So, here are the odds for the semifinal round and some comments.  Keep in mind, these are neutral odds based only on math formulations, not calculating in profits as a casino or bookie would.

Likelihood Moneyline      (US) Decimial Odds (EU)
Finland 61.02% -156 1.64
Sweden 38.98% +150 2.50
Swiss 88.45% -733 1.14
US 11.55% +14 8.33

The early odds from bet365.com has Finland as the underdog.  This must have to do with Sweden having home-ice advantage.  I would bet on Finland for sure in this match.  It is not a big return (listed at +135), but it is the much better bet.  Sweden is most likely to lose based on the Log5 method and the moneyline reads -167 for them.  The bookies basically have swapped my neutral odds above.

As I assumed, after the US blowout of Russia, the oddsmakers at bet365.com are dismissing Switzerland’s undefeated run.  I too dismiss Switzerland over the US even with the odds in their favor from my guess, but my guess is against the grain of the analysis.  Maybe not as much as the +14 moneyline on the US (the game should be closer than US-Russia), but Switzerland should not be dismissed.  Switzerland’s and Finland’s chances of winning have decreased even though they moved on, but the Swiss should be really favored to win.

The returns are bad on this game.  +105 on the Swiss and -133 for the US isn’t worth wasting your money on.  Gambling tip from a non-gambler: bet Finland…I am 75% right so far and the stats give Finland a 3 in 5 chance to win.  Good luck to all the teams!

#IIHFWorlds Probability of wins for quarterfinals #MoneyPuck

16 May

I thought I’d put a little math twist on tomorrow’s match-ups and calculate the probability of each team winning.  From here, hopefully I can create some odds.  I will compare them with what you could bet against online after the analysis.

First things first, using the “Log5” method for calculating a team winning or losing (credit to Bill James in Baseball Abstract), this is what you do:

Win probability = (A – A * B) / (A + B – 2 * A * B) — where A represent Team A’s winning percentage and B represents Team B’s winning percentage.

## Excerpted data
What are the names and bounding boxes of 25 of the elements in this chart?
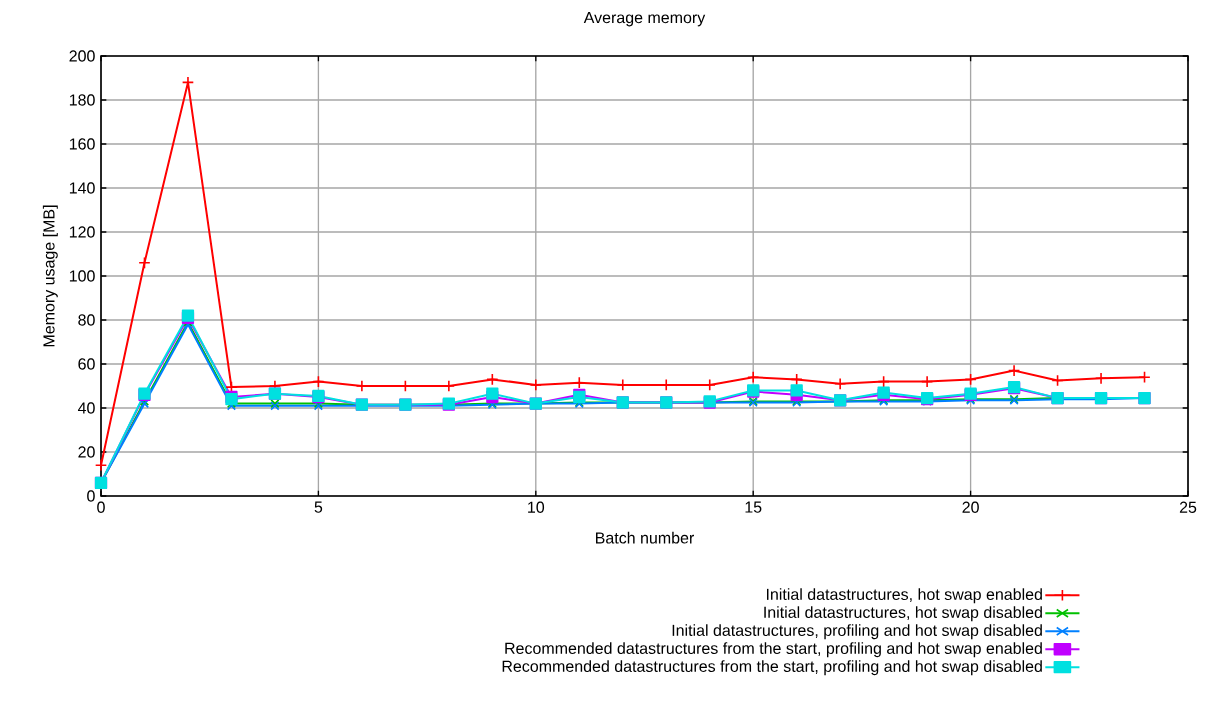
y-tick-label: 40 xyxy=(77,402,95,414)
y-axis-title: Memory usage [MB] xyxy=(42,205,58,347)
y-tick-label: 160 xyxy=(69,138,95,150)
y-tick-label: 120 xyxy=(69,226,95,238)
x-tick-label: 10 xyxy=(528,501,545,513)
chart-title: Average memory xyxy=(583,12,706,27)
x-axis-title: Batch number xyxy=(596,531,695,544)
legend-label: Initial datastructures, hot swap disabled xyxy=(764,606,1042,622)
x-tick-label: 5 xyxy=(314,501,323,513)
x-tick-label: 15 xyxy=(745,501,762,513)
y-tick-label: 100 xyxy=(69,270,95,282)
legend-label: Recommended datastructures from the start, profiling and hot swap disabled xyxy=(502,660,1042,676)
x-tick-label: 20 xyxy=(962,501,979,513)
x-tick-label: 0 xyxy=(97,501,105,513)
y-tick-label: 0 xyxy=(87,490,95,502)
y-tick-label: 80 xyxy=(78,314,95,326)
x-tick-label: 25 xyxy=(1179,501,1197,513)
legend-label: Initial datastructures, profiling and hot swap disabled xyxy=(672,624,1042,640)
y-tick-label: 60 xyxy=(78,358,95,370)
legend-label: Recommended datastructures from the start, profiling and hot swap enabled xyxy=(505,642,1042,658)
y-tick-label: 200 xyxy=(69,50,95,62)
y-tick-label: 180 xyxy=(69,94,95,106)
y-tick-label: 20 xyxy=(78,446,95,458)
y-tick-label: 140 xyxy=(69,182,95,194)
legend-label: Initial datastructures, hot swap enabled xyxy=(766,588,1042,604)
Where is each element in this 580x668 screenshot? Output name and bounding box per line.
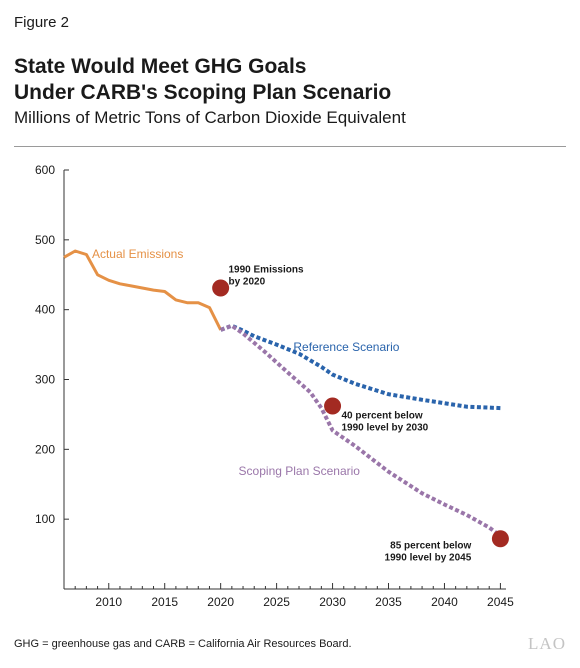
target-annotation: 1990 Emissions by 2020 [228,265,303,288]
y-tick-label: 500 [35,233,55,247]
target-annotation-line: 85 percent below [390,540,471,551]
chart-title-line1: State Would Meet GHG Goals [14,55,307,78]
scoping-plan-scenario-label: Scoping Plan Scenario [239,464,361,478]
reference-scenario-line [219,323,501,411]
x-tick-label: 2040 [431,595,458,609]
target-marker [491,530,509,548]
x-tick-label: 2010 [95,595,122,609]
y-tick-label: 200 [35,442,55,456]
target-marker [324,397,342,415]
chart-series: Actual Emissions Reference Scenario Scopin… [63,247,502,538]
scoping-plan-scenario-line [219,323,502,538]
target-annotation-line: 40 percent below [342,411,423,422]
y-tick-label: 300 [35,373,55,387]
target-annotation-line: by 2020 [228,277,265,288]
actual-emissions-line [63,249,223,331]
y-tick-label: 600 [35,163,55,177]
x-tick-label: 2035 [375,595,402,609]
actual-emissions-label: Actual Emissions [92,247,183,261]
header-divider [14,146,566,147]
target-annotation-line: 1990 level by 2030 [342,423,429,434]
target-annotation-line: 1990 level by 2045 [385,552,472,563]
chart-subtitle: Millions of Metric Tons of Carbon Dioxid… [14,108,406,127]
target-annotation: 85 percent below 1990 level by 2045 [385,540,472,563]
reference-scenario-label: Reference Scenario [293,340,399,354]
chart-title: State Would Meet GHG Goals Under CARB's … [14,54,391,106]
y-tick-label: 400 [35,303,55,317]
footnote: GHG = greenhouse gas and CARB = Californ… [14,638,352,650]
figure-label: Figure 2 [14,14,70,31]
target-marker [212,279,230,297]
x-tick-label: 2020 [207,595,234,609]
x-tick-label: 2025 [263,595,290,609]
lao-logo: LAO [528,634,566,653]
x-tick-label: 2030 [319,595,346,609]
x-tick-label: 2045 [487,595,514,609]
target-annotation-line: 1990 Emissions [228,265,303,276]
x-tick-label: 2015 [151,595,178,609]
chart-title-line2: Under CARB's Scoping Plan Scenario [14,81,392,104]
chart-axes: 100 200 300 400 500 600 2010 2015 2020 2025 2030 20… [35,163,514,609]
target-annotation: 40 percent below 1990 level by 2030 [342,411,429,434]
y-tick-label: 100 [35,512,55,526]
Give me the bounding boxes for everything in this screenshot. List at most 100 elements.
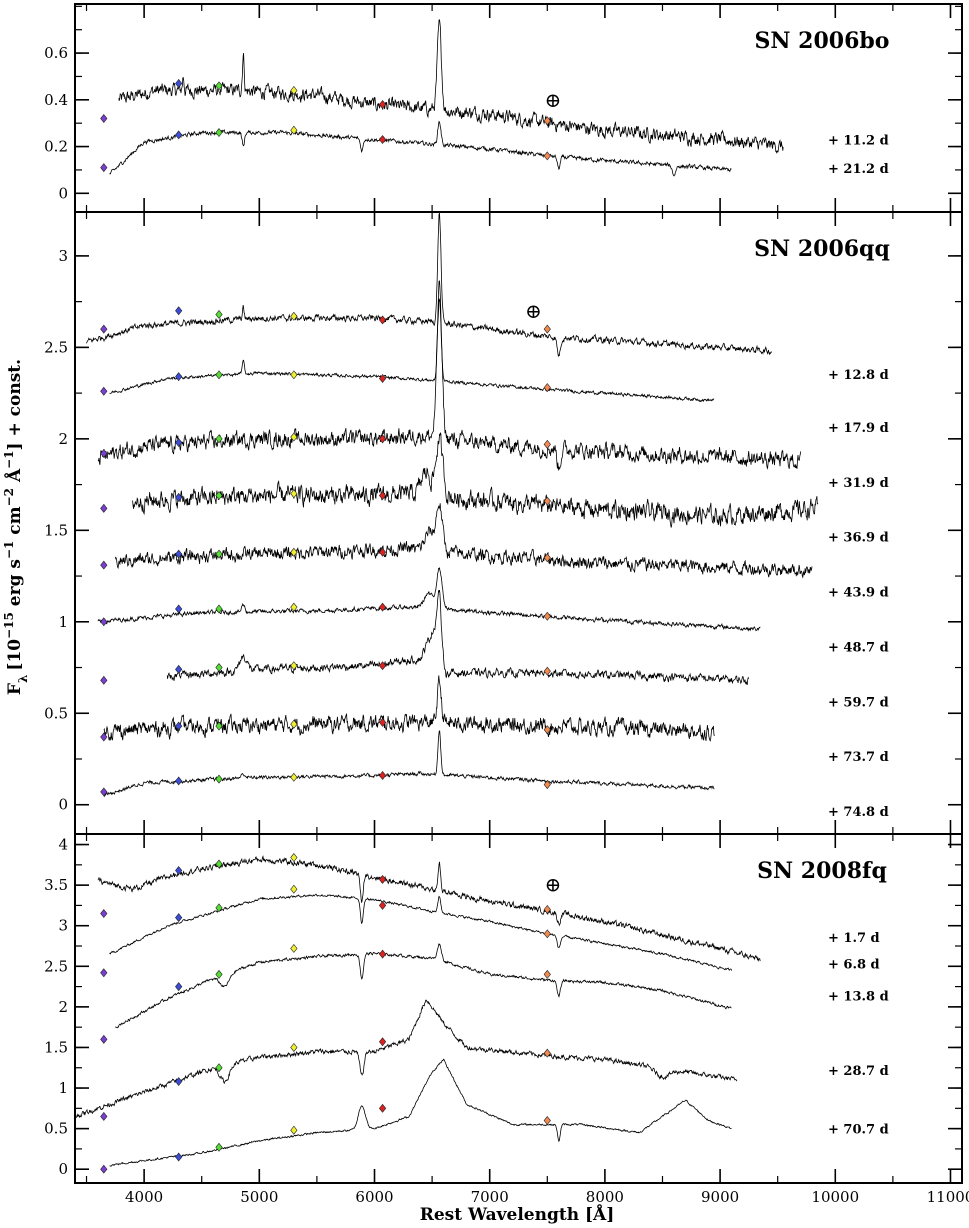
phot-marker: [290, 661, 298, 671]
phot-marker: [215, 1063, 223, 1073]
spectrum-3-3: [115, 943, 732, 1029]
epoch-label: + 74.8 d: [828, 805, 889, 820]
y-tick-label: 3: [58, 247, 68, 265]
phot-marker: [543, 151, 551, 161]
phot-marker: [290, 943, 298, 953]
telluric-symbol: ⊕: [545, 872, 562, 896]
epoch-label: + 12.8 d: [828, 368, 889, 383]
y-tick-label: 4: [58, 836, 68, 854]
phot-marker: [215, 774, 223, 784]
phot-marker: [100, 386, 108, 396]
phot-marker: [215, 434, 223, 444]
phot-marker: [378, 874, 387, 884]
phot-marker: [290, 1125, 298, 1135]
epoch-label: + 17.9 d: [828, 421, 889, 436]
x-tick-label: 4000: [125, 1188, 163, 1206]
x-tick-label: 11000: [927, 1188, 969, 1206]
epoch-label: + 11.2 d: [828, 134, 889, 149]
y-tick-label: 0.5: [44, 704, 68, 722]
spectrum-3-5: [109, 1058, 732, 1167]
epoch-label: + 73.7 d: [828, 750, 889, 765]
epoch-label: + 70.7 d: [828, 1122, 889, 1137]
phot-marker: [543, 439, 551, 449]
panel-3: + 1.7 d + 6.8 d + 13.8 d + 28.7 d + 70.7 d ⊕ S…: [44, 833, 963, 1184]
y-tick-label: 0: [58, 184, 68, 202]
phot-marker: [215, 491, 223, 501]
y-tick-label: 0.6: [44, 44, 68, 62]
panel-frame: [74, 211, 963, 835]
y-tick-label: 0: [58, 796, 68, 814]
phot-marker: [378, 135, 387, 145]
phot-marker: [543, 116, 551, 126]
phot-marker: [175, 78, 183, 88]
spectrum-3-2: [109, 893, 732, 971]
panel-title: SN 2008fq: [757, 858, 887, 884]
phot-marker: [543, 905, 551, 914]
phot-marker: [100, 968, 108, 978]
phot-marker: [290, 432, 298, 442]
phot-marker: [175, 492, 183, 502]
phot-marker: [543, 1048, 551, 1058]
x-tick-label: 5000: [240, 1188, 278, 1206]
epoch-label: + 59.7 d: [828, 695, 889, 710]
phot-marker: [100, 114, 108, 123]
phot-marker: [175, 549, 183, 559]
phot-marker: [215, 969, 223, 979]
spectrum-2-6: [97, 567, 761, 632]
phot-marker: [175, 604, 183, 614]
phot-marker: [100, 449, 108, 458]
y-tick-label: 2: [58, 430, 68, 448]
phot-marker: [378, 602, 387, 612]
phot-marker: [215, 370, 223, 380]
phot-marker: [378, 547, 387, 557]
plot-area: + 11.2 d + 21.2 d ⊕ SN 2006bo 0 0.2 0.4 0.6 + 12…: [44, 3, 969, 1206]
x-tick-label: 9000: [701, 1188, 739, 1206]
phot-marker: [378, 949, 387, 959]
phot-marker: [100, 909, 108, 919]
phot-marker: [543, 496, 551, 506]
phot-marker: [100, 1164, 108, 1174]
phot-marker: [543, 780, 551, 790]
phot-marker: [378, 1037, 387, 1047]
spectrum-1-1: [118, 19, 784, 154]
phot-marker: [100, 787, 108, 797]
phot-marker: [543, 553, 551, 563]
phot-marker: [543, 725, 551, 735]
spectrum-3-1: [97, 855, 761, 962]
x-tick-label: 7000: [471, 1188, 509, 1206]
phot-marker: [378, 717, 387, 727]
y-tick-label: 0: [58, 1160, 68, 1178]
phot-marker: [175, 1152, 183, 1162]
x-tick-label: 8000: [586, 1188, 624, 1206]
epoch-label: + 1.7 d: [828, 931, 880, 946]
phot-marker: [543, 383, 551, 393]
phot-marker: [175, 866, 183, 876]
spectrum-2-3: [97, 298, 802, 471]
y-tick-label: 1.5: [44, 1038, 68, 1056]
x-tick-label: 6000: [355, 1188, 393, 1206]
telluric-symbol: ⊕: [545, 88, 562, 112]
phot-marker: [290, 125, 298, 135]
panel-frame: [74, 833, 963, 1184]
epoch-label: + 21.2 d: [828, 162, 889, 177]
phot-marker: [290, 370, 298, 380]
phot-marker: [290, 311, 298, 321]
phot-marker: [175, 372, 183, 382]
epoch-label: + 6.8 d: [828, 958, 880, 973]
panel-2: + 12.8 d + 17.9 d + 31.9 d + 36.9 d + 43.9 d…: [44, 211, 963, 835]
phot-marker: [543, 611, 551, 621]
phot-marker: [175, 776, 183, 786]
phot-marker: [215, 1142, 223, 1152]
spectrum-1-2: [109, 120, 732, 177]
spectrum-3-4: [75, 999, 738, 1119]
spectrum-2-2: [109, 280, 715, 403]
y-tick-label: 1.5: [44, 521, 68, 539]
phot-marker: [175, 306, 183, 316]
phot-marker: [378, 661, 387, 671]
phot-marker: [100, 732, 108, 742]
phot-marker: [543, 1116, 551, 1125]
phot-marker: [100, 163, 108, 173]
y-tick-label: 0.4: [44, 91, 68, 109]
phot-marker: [215, 549, 223, 559]
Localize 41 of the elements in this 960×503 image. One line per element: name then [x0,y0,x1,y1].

## Problems
a. In the hockey odds text, who is credited with the "Log5" method, and in what work?
b. Please continue the hockey odds text from the point where it stops.

## Answers to the problems
a. Bill James, in Baseball Abstract.

b.
For tomorrow, without running a regression and seeing if prior games, past year’s seeding, strength of schedule, luck, injuries, etc., make a difference, this is what we have:

Finland 77.88%
Russia 50.00%
US 50.00%
Slovakia 22.12%
Swiss 94.78%
Canada 70.59%
Sweden 29.41%
Czech 5.22%

Basically you have the percent chance each team will win their game tomorrow.  The next step is to convert these percentages into odds and then I will convert these into a moneyline.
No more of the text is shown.